• DATA TO USE:
-------------------------
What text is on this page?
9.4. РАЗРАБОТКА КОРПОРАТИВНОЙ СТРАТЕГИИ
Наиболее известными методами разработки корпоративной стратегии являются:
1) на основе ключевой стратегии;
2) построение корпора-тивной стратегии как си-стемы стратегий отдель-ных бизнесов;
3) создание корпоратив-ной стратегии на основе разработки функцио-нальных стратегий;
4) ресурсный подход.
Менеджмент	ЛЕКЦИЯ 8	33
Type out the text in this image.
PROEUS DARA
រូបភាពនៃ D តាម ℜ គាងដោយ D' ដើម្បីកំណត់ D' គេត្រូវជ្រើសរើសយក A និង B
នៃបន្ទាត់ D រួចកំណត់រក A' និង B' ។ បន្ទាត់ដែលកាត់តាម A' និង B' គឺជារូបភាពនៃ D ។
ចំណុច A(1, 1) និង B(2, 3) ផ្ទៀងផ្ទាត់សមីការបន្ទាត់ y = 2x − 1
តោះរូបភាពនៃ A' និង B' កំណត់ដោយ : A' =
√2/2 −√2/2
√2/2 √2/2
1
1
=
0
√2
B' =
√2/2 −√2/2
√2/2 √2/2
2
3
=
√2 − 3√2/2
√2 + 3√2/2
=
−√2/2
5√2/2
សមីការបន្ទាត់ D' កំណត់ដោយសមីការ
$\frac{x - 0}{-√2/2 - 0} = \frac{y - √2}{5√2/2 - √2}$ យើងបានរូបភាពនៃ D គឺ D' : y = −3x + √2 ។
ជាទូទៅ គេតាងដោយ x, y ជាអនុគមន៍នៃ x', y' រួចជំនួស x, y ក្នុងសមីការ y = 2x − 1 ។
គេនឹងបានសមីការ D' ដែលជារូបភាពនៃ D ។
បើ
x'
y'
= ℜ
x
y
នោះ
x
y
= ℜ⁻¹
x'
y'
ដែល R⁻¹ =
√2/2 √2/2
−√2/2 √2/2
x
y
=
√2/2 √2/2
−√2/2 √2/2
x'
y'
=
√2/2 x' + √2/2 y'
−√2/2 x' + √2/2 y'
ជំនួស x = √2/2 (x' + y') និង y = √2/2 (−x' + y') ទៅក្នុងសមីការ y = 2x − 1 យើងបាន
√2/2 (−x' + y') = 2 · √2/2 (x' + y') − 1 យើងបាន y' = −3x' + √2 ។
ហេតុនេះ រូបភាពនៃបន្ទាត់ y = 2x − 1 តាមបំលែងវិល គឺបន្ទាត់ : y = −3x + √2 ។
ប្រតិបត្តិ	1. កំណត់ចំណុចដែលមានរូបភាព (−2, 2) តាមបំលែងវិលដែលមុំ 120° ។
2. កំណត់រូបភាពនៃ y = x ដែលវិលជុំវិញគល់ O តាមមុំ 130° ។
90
-------------------------
• PROBLEM DESCRIPTION: Pull out every line in the data above that has the word "основе".

• RESPONSE FOR THIS EXERCISE:
1) на основе ключевой стратегии;
3) создание корпоратив-ной стратегии на основе разработки функцио-нальных стратегий;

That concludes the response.